▶ [DA SVOLGERE]
**1)** Secondo il brano proposto, in quale anno Michela Murgia aderì al progetto "Opere in Parole"?
**2)** Traduci in inglese questa frase del brano proposto: «La scrittrice sarda Michela Murgia è mancata dopo una lunga malattia il 10 agosto 2023.»

La scrittrice sarda Michela Murgia è mancata dopo una lunga malattia il 10 agosto 2023. Tra le tante e forti parole scritte nella sua vita e carriera, c’è anche un racconto dedicato ai pazienti e agli operatori sanitari degli ospedali Humanitas Gavazzeni e Castelli a Bergamo.

Michela Murgia, infatti, aderì, insieme ad altri dieci autori della cultura italiana, nel 2020, al progetto “Opere in Parole” con l’obiettivo di accompagnare con storie e parole la vita e il percorso di cura dei pazienti.

Il Leone di Michela Murgia

Il racconto di Michela Murgia s’intitola “Il Leone” che può essere letto e ascoltato cliccando questo link https://www.lacarrarainhumanitas.it/oip-autore/oip-michela-murgia/, cercando “Opere in Parole” su Spotify o inquadrando il codice QR presente sulla parete del reparto dell’ospedale ‘dedicato’ al suo racconto.

“Il Leone” nasce dalla visione di due dipinti di Accademia Carrara che hanno vita in maxi-formato sulle pareti nelle strutture Humanitas a Bergamo: “Ritratto di fanciulla con ventaglio” dell’artista Pitocchetto e “San Girolamo e il leone” di Van der Weyde.

▶ [MATERIALE FORNITO]

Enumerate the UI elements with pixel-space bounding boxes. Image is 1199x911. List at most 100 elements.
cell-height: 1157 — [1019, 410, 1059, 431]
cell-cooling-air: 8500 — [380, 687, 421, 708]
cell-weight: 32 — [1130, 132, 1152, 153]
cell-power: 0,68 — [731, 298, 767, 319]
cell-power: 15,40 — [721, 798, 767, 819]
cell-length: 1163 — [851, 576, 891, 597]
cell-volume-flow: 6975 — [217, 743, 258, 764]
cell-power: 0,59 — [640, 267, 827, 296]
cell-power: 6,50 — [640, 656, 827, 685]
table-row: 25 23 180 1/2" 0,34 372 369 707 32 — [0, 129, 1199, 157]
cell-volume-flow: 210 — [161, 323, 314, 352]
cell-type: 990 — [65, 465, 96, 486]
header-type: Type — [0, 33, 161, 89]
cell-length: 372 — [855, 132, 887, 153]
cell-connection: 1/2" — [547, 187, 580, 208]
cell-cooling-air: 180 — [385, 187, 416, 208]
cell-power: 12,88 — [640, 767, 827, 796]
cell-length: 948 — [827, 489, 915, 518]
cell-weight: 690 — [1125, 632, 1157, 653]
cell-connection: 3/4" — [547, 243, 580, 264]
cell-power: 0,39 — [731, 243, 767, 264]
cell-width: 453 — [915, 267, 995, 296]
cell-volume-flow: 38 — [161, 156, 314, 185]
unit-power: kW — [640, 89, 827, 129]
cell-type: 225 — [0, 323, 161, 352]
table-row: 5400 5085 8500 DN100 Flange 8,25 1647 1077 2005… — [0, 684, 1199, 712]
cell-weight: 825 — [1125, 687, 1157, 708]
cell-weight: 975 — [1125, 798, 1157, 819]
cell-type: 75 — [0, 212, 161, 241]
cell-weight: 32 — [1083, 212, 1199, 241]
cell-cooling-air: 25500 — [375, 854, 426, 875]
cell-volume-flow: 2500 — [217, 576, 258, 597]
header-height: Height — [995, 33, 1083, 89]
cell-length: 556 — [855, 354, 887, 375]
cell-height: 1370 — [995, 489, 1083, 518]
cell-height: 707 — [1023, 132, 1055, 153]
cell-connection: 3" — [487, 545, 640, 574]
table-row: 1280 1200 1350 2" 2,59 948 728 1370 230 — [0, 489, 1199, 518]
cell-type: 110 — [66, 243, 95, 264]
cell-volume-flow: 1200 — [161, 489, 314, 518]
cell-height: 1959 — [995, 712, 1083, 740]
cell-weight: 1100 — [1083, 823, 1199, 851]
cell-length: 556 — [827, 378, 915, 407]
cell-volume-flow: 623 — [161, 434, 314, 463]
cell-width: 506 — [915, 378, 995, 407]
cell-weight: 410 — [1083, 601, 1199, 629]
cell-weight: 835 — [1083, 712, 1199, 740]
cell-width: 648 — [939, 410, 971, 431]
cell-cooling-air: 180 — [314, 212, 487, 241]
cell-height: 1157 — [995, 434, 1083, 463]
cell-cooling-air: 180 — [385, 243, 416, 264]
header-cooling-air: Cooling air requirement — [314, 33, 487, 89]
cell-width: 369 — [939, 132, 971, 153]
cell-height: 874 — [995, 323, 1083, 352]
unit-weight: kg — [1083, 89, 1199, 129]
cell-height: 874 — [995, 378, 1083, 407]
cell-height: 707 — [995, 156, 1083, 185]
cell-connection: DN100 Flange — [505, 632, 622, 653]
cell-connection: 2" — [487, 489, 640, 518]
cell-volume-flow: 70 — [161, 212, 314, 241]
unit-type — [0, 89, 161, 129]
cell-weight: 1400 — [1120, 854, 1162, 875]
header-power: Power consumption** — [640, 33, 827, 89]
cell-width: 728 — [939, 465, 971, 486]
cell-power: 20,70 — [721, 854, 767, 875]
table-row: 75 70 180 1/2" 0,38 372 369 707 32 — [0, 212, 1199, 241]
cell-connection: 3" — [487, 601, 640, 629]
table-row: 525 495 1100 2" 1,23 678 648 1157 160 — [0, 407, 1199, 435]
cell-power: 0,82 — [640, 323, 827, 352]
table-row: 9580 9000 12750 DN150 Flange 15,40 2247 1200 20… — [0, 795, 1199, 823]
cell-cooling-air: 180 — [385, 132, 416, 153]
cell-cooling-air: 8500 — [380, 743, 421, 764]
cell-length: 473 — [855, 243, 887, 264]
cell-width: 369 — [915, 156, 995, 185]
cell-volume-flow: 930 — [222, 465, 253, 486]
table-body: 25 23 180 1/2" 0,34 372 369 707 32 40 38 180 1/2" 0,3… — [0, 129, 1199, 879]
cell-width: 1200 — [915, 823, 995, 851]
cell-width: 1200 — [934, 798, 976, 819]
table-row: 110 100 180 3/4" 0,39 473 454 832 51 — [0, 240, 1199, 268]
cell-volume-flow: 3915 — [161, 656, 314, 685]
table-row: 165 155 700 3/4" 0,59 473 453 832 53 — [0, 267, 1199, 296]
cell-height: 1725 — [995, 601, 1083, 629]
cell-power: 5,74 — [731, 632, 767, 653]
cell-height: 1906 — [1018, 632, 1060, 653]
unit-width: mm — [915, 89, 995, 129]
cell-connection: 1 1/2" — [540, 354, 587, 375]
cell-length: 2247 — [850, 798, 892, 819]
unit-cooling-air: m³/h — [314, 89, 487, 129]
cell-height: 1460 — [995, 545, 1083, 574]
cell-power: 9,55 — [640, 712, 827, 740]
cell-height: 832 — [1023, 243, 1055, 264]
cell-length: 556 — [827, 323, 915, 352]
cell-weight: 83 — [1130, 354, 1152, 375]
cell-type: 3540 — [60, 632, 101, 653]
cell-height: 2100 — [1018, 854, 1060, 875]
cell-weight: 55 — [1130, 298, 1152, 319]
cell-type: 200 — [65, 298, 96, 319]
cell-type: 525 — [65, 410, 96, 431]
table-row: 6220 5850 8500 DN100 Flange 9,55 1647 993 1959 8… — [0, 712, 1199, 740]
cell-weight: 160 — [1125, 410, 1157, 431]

▶ [SOLUZIONI DEGLI ESERCIZI]
**1)** Nel 2020.

**2)** The Sardinian writer Michela Murgia passed away after a long illness on August 10, 2023.